**Work to complete**
Count how many lines hold the string "探究农村产权制度改革", and give only that number.

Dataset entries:
..............................

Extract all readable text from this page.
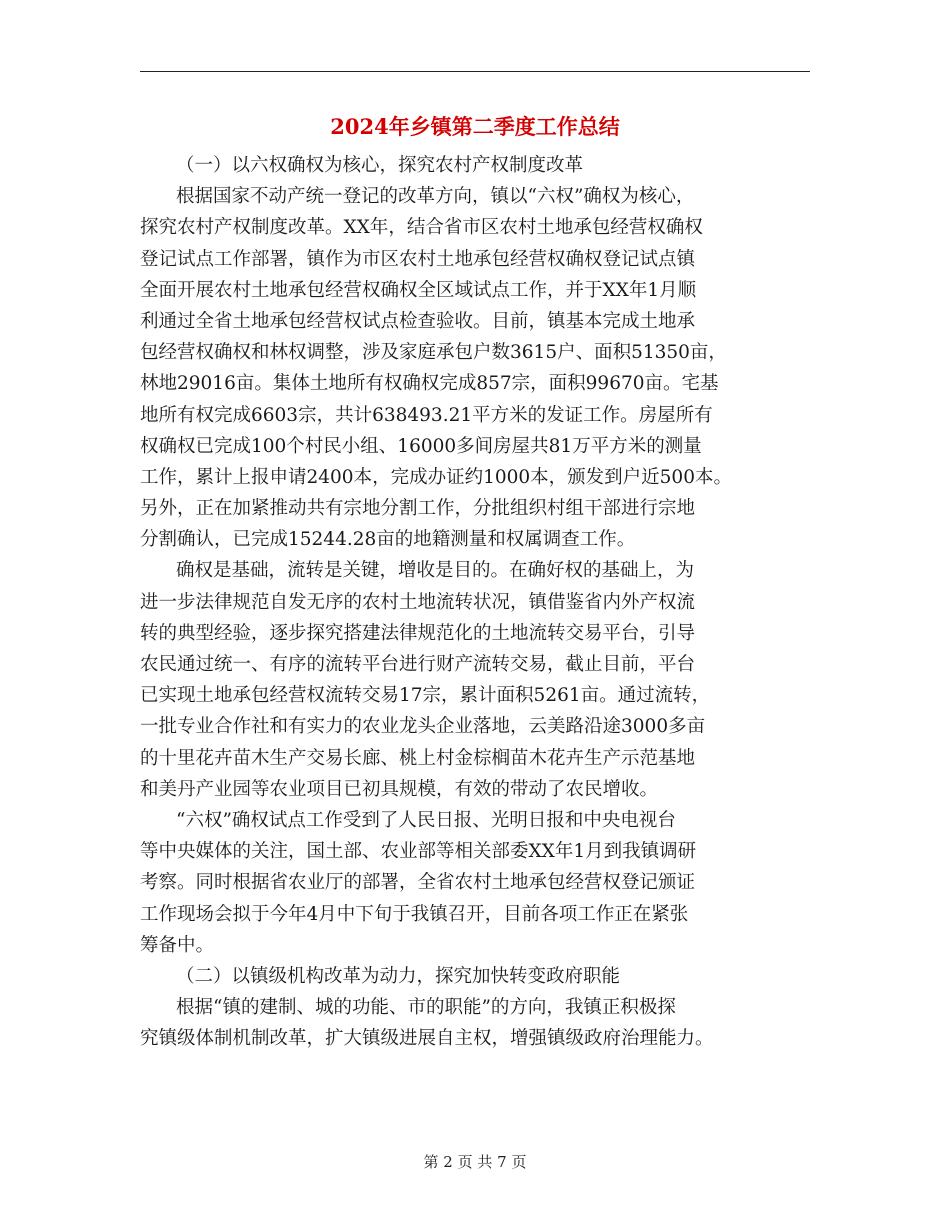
2024年乡镇第二季度工作总结
（一）以六权确权为核心，探究农村产权制度改革
根据国家不动产统一登记的改革方向，镇以“六权”确权为核心，
探究农村产权制度改革。XX年，结合省市区农村土地承包经营权确权
登记试点工作部署，镇作为市区农村土地承包经营权确权登记试点镇
全面开展农村土地承包经营权确权全区域试点工作，并于XX年1月顺
利通过全省土地承包经营权试点检查验收。目前，镇基本完成土地承
包经营权确权和林权调整，涉及家庭承包户数3615户、面积51350亩，
林地29016亩。集体土地所有权确权完成857宗，面积99670亩。宅基
地所有权完成6603宗，共计638493.21平方米的发证工作。房屋所有
权确权已完成100个村民小组、16000多间房屋共81万平方米的测量
工作，累计上报申请2400本，完成办证约1000本，颁发到户近500本。
另外，正在加紧推动共有宗地分割工作，分批组织村组干部进行宗地
分割确认，已完成15244.28亩的地籍测量和权属调查工作。
确权是基础，流转是关键，增收是目的。在确好权的基础上，为
进一步法律规范自发无序的农村土地流转状况，镇借鉴省内外产权流
转的典型经验，逐步探究搭建法律规范化的土地流转交易平台，引导
农民通过统一、有序的流转平台进行财产流转交易，截止目前，平台
已实现土地承包经营权流转交易17宗，累计面积5261亩。通过流转，
一批专业合作社和有实力的农业龙头企业落地，云美路沿途3000多亩
的十里花卉苗木生产交易长廊、桃上村金棕榈苗木花卉生产示范基地
和美丹产业园等农业项目已初具规模，有效的带动了农民增收。
“六权”确权试点工作受到了人民日报、光明日报和中央电视台
等中央媒体的关注，国土部、农业部等相关部委XX年1月到我镇调研
考察。同时根据省农业厅的部署，全省农村土地承包经营权登记颁证
工作现场会拟于今年4月中下旬于我镇召开，目前各项工作正在紧张
筹备中。
（二）以镇级机构改革为动力，探究加快转变政府职能
根据“镇的建制、城的功能、市的职能”的方向，我镇正积极探
究镇级体制机制改革，扩大镇级进展自主权，增强镇级政府治理能力。
第 2 页 共 7 页
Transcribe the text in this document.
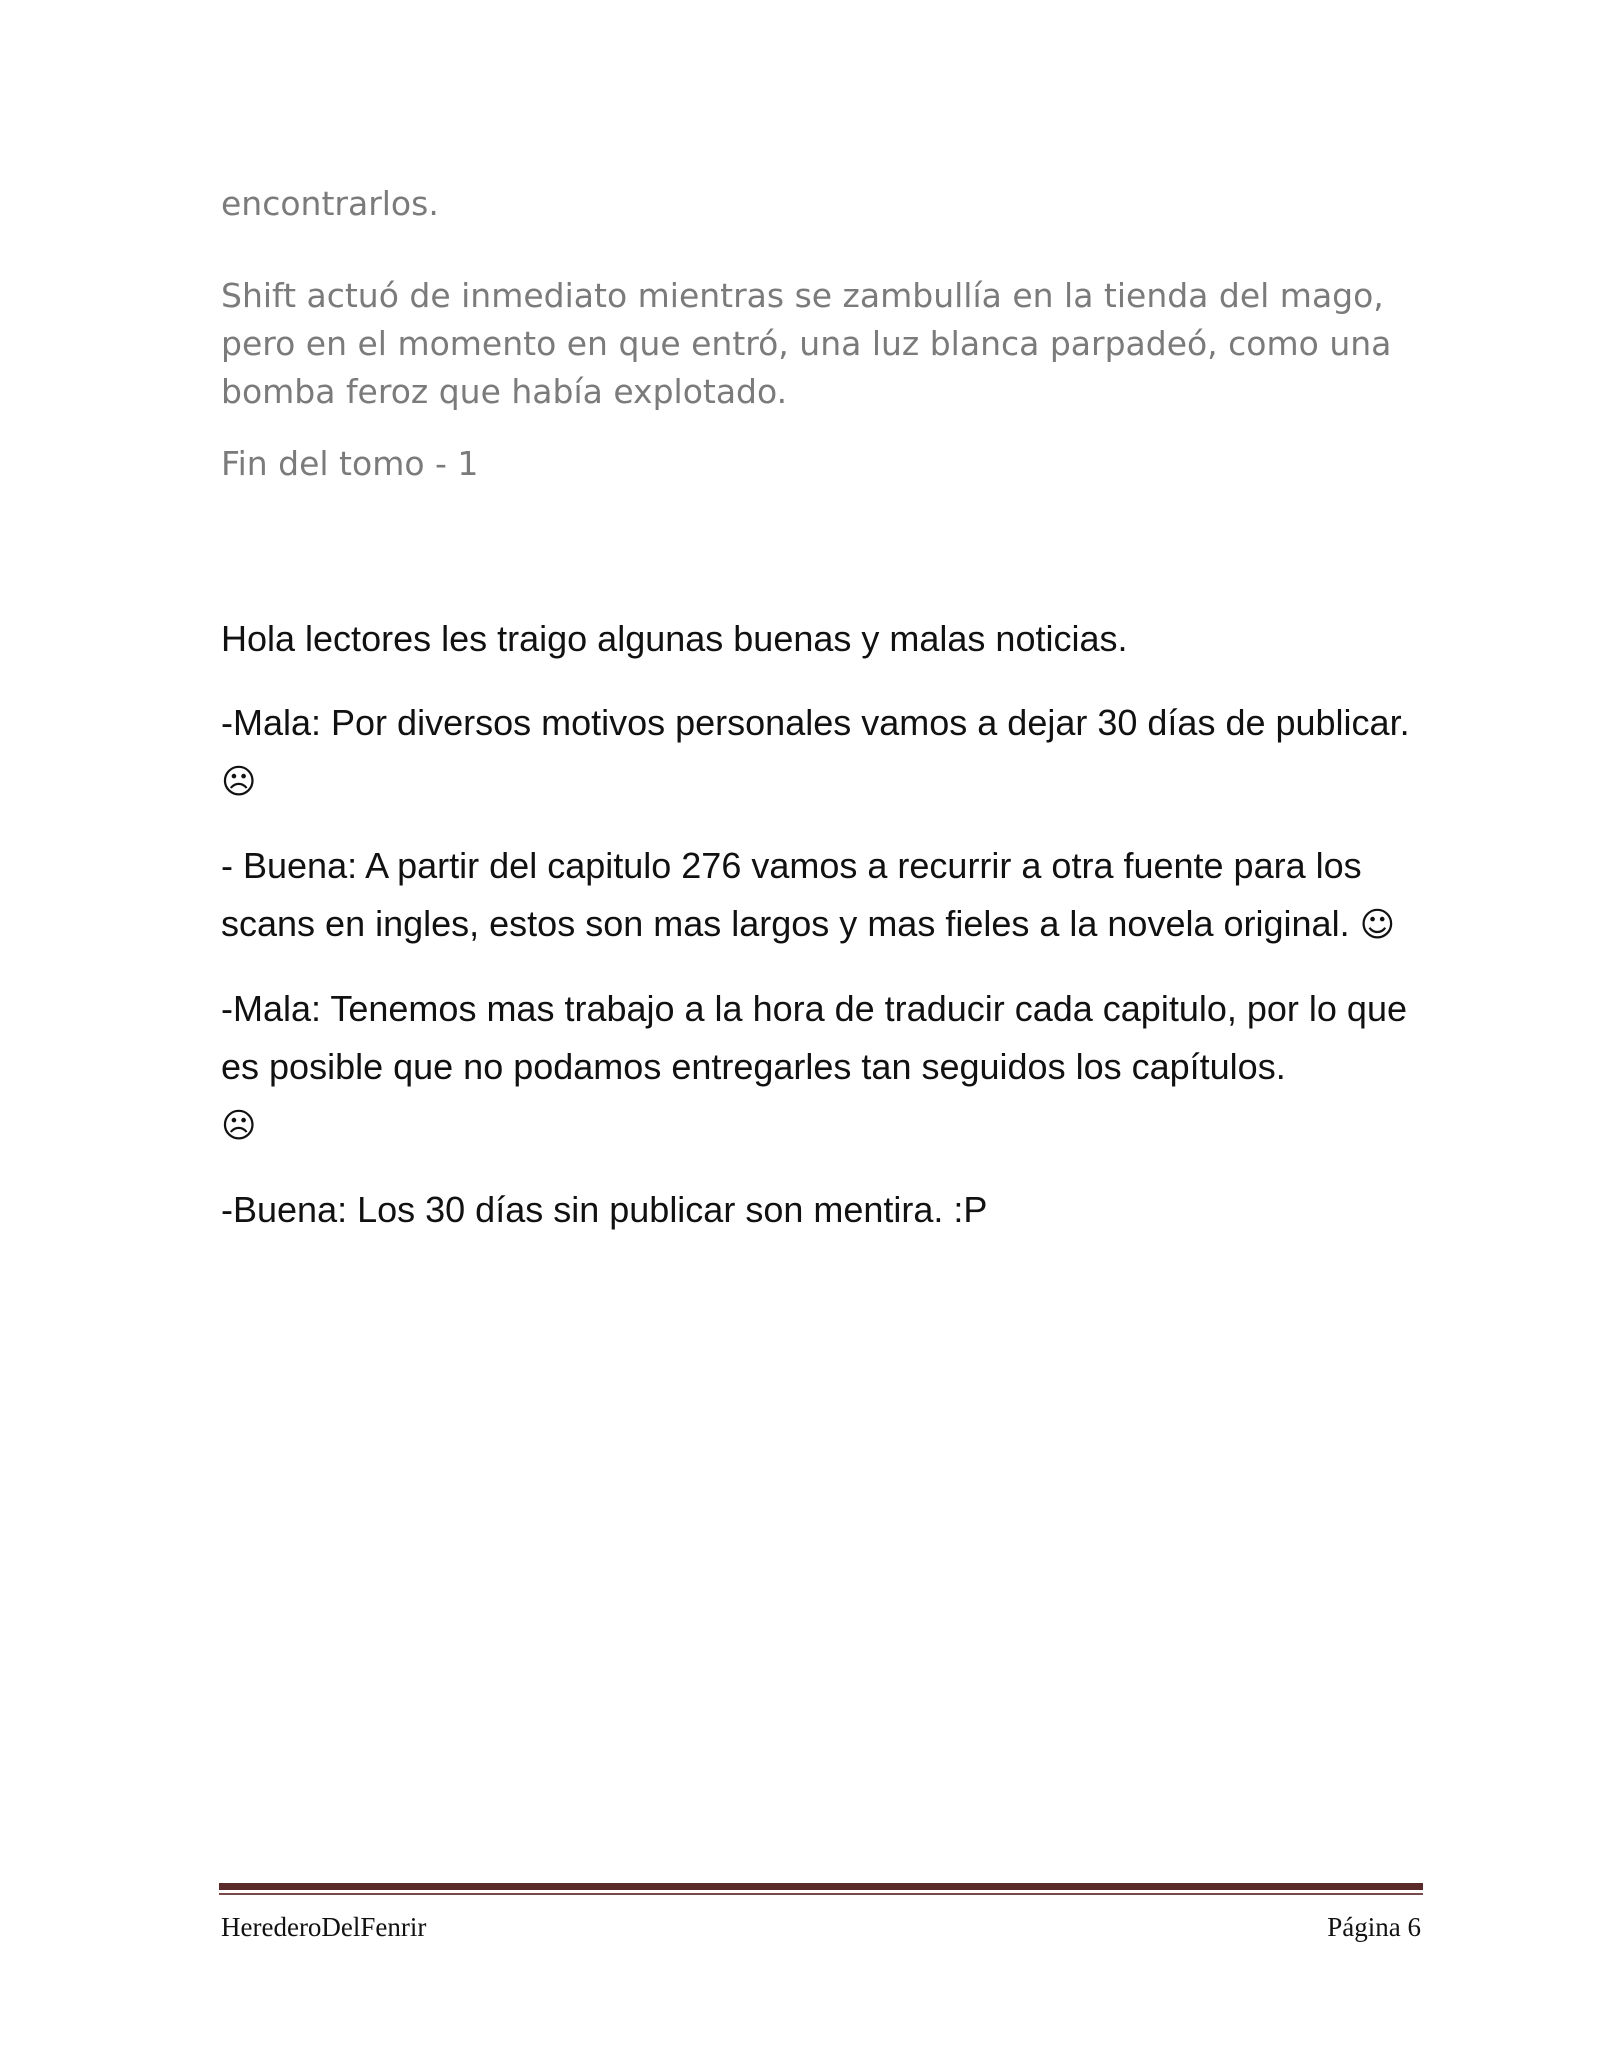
encontrarlos.

Shift actuó de inmediato mientras se zambullía en la tienda del mago, pero en el momento en que entró, una luz blanca parpadeó, como una bomba feroz que había explotado.

Fin del tomo - 1

Hola lectores les traigo algunas buenas y malas noticias.

-Mala: Por diversos motivos personales vamos a dejar 30 días de publicar. ☹

- Buena: A partir del capitulo 276 vamos a recurrir a otra fuente para los scans en ingles, estos son mas largos y mas fieles a la novela original. ☺

-Mala: Tenemos mas trabajo a la hora de traducir cada capitulo, por lo que es posible que no podamos entregarles tan seguidos los capítulos.
☹

-Buena: Los 30 días sin publicar son mentira. :P

HerederoDelFenrir	Página 6
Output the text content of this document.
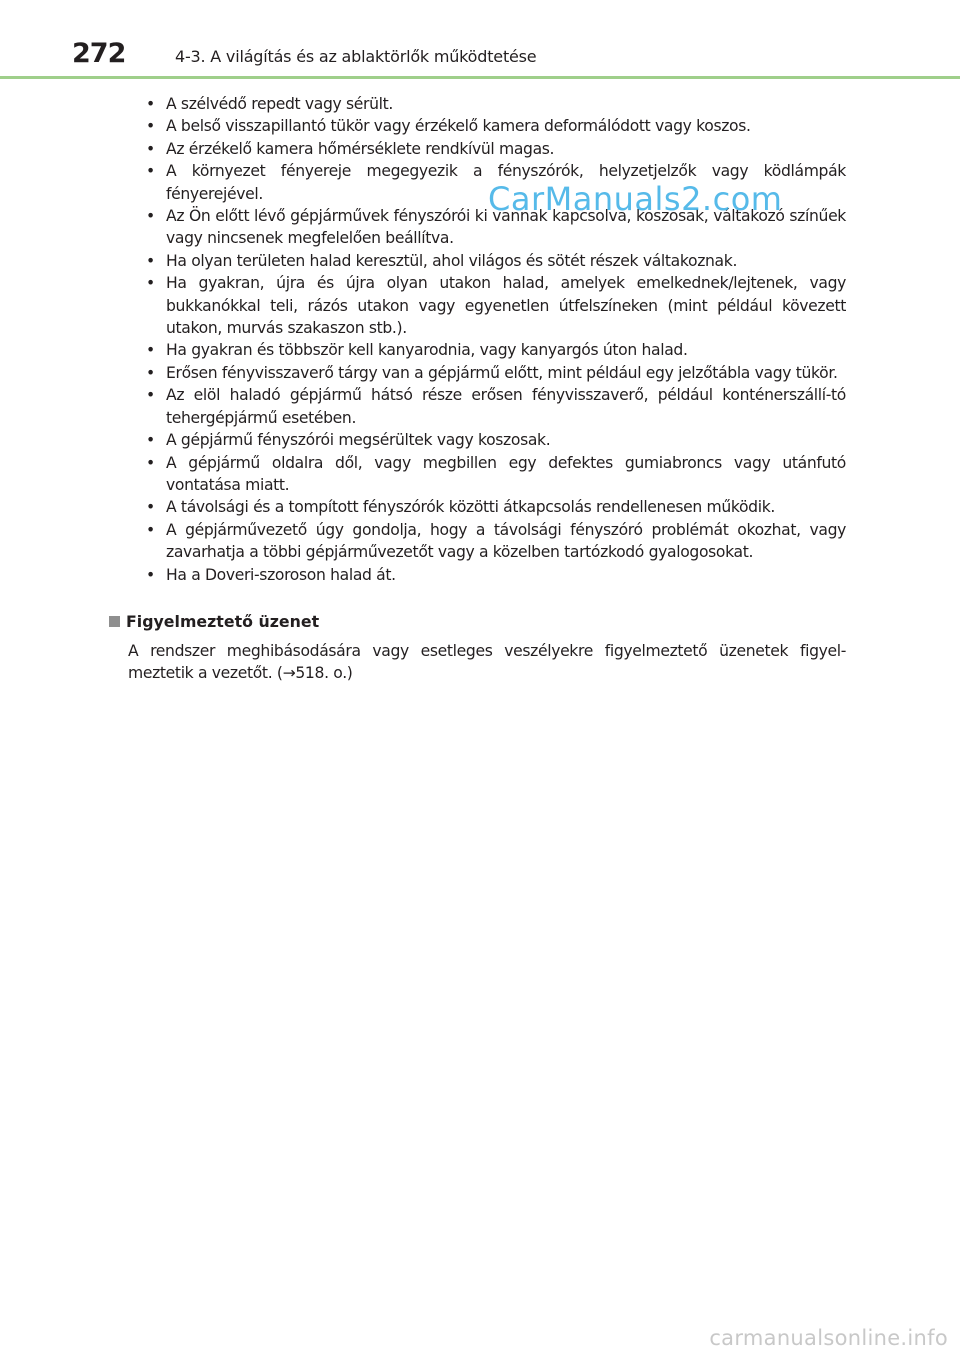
272	4-3. A világítás és az ablaktörlők működtetése
• A szélvédő repedt vagy sérült.
• A belső visszapillantó tükör vagy érzékelő kamera deformálódott vagy koszos.
• Az érzékelő kamera hőmérséklete rendkívül magas.
• A környezet fényereje megegyezik a fényszórók, helyzetjelzők vagy ködlámpák fényerejével.
• Az Ön előtt lévő gépjárművek fényszórói ki vannak kapcsolva, koszosak, váltakozó színűek vagy nincsenek megfelelően beállítva.
• Ha olyan területen halad keresztül, ahol világos és sötét részek váltakoznak.
• Ha gyakran, újra és újra olyan utakon halad, amelyek emelkednek/lejtenek, vagy bukkanókkal teli, rázós utakon vagy egyenetlen útfelszíneken (mint például kövezett utakon, murvás szakaszon stb.).
• Ha gyakran és többször kell kanyarodnia, vagy kanyargós úton halad.
• Erősen fényvisszaverő tárgy van a gépjármű előtt, mint például egy jelzőtábla vagy tükör.
• Az elöl haladó gépjármű hátsó része erősen fényvisszaverő, például konténerszállí-tó tehergépjármű esetében.
• A gépjármű fényszórói megsérültek vagy koszosak.
• A gépjármű oldalra dől, vagy megbillen egy defektes gumiabroncs vagy utánfutó vontatása miatt.
• A távolsági és a tompított fényszórók közötti átkapcsolás rendellenesen működik.
• A gépjárművezető úgy gondolja, hogy a távolsági fényszóró problémát okozhat, vagy zavarhatja a többi gépjárművezetőt vagy a közelben tartózkodó gyalogosokat.
• Ha a Doveri-szoroson halad át.
CarManuals2.com
Figyelmeztető üzenet

A rendszer meghibásodására vagy esetleges veszélyekre figyelmeztető üzenetek figyel-meztetik a vezetőt. (→518. o.)

carmanualsonline.info
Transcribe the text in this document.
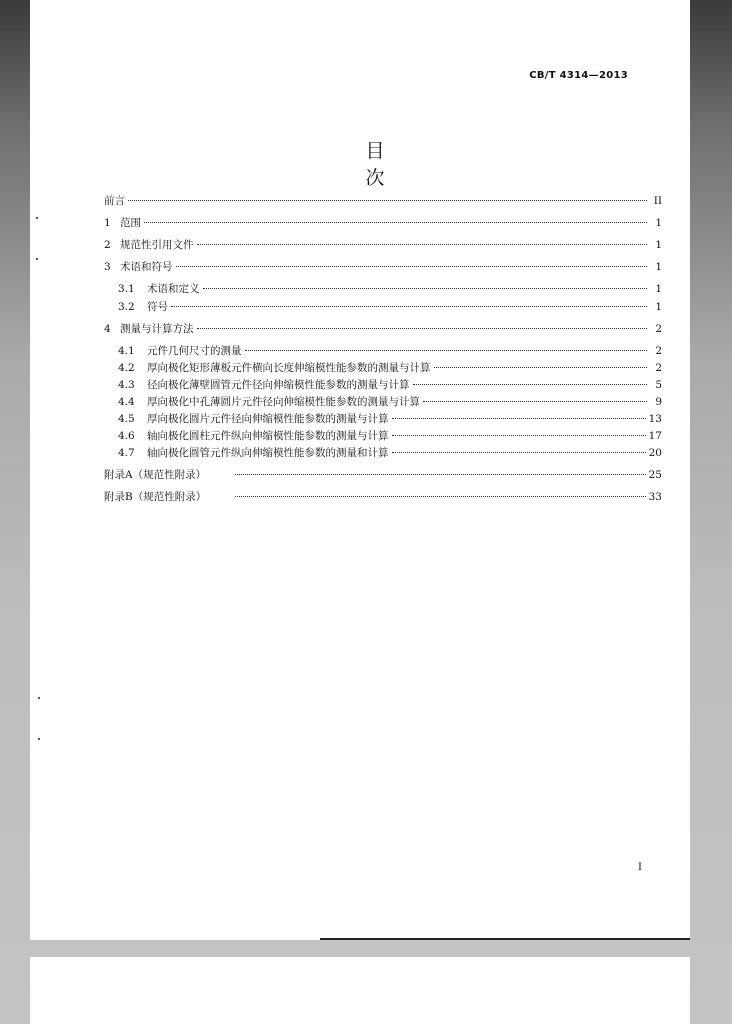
CB/T 4314—2013
目 次
前言	II
1 范围	1
2 规范性引用文件	1
3 术语和符号	1
3.1	术语和定义	1
3.2	符号	1
4 测量与计算方法	2
4.1	元件几何尺寸的测量	2
4.2	厚向极化矩形薄板元件横向长度伸缩模性能参数的测量与计算	2
4.3	径向极化薄壁圆管元件径向伸缩模性能参数的测量与计算	5
4.4	厚向极化中孔薄圆片元件径向伸缩模性能参数的测量与计算	9
4.5	厚向极化圆片元件径向伸缩模性能参数的测量与计算	13
4.6	轴向极化圆柱元件纵向伸缩模性能参数的测量与计算	17
4.7	轴向极化圆管元件纵向伸缩模性能参数的测量和计算	20
附录A（规范性附录）	25
附录B（规范性附录）	33
I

..............................

**Complete answer**
2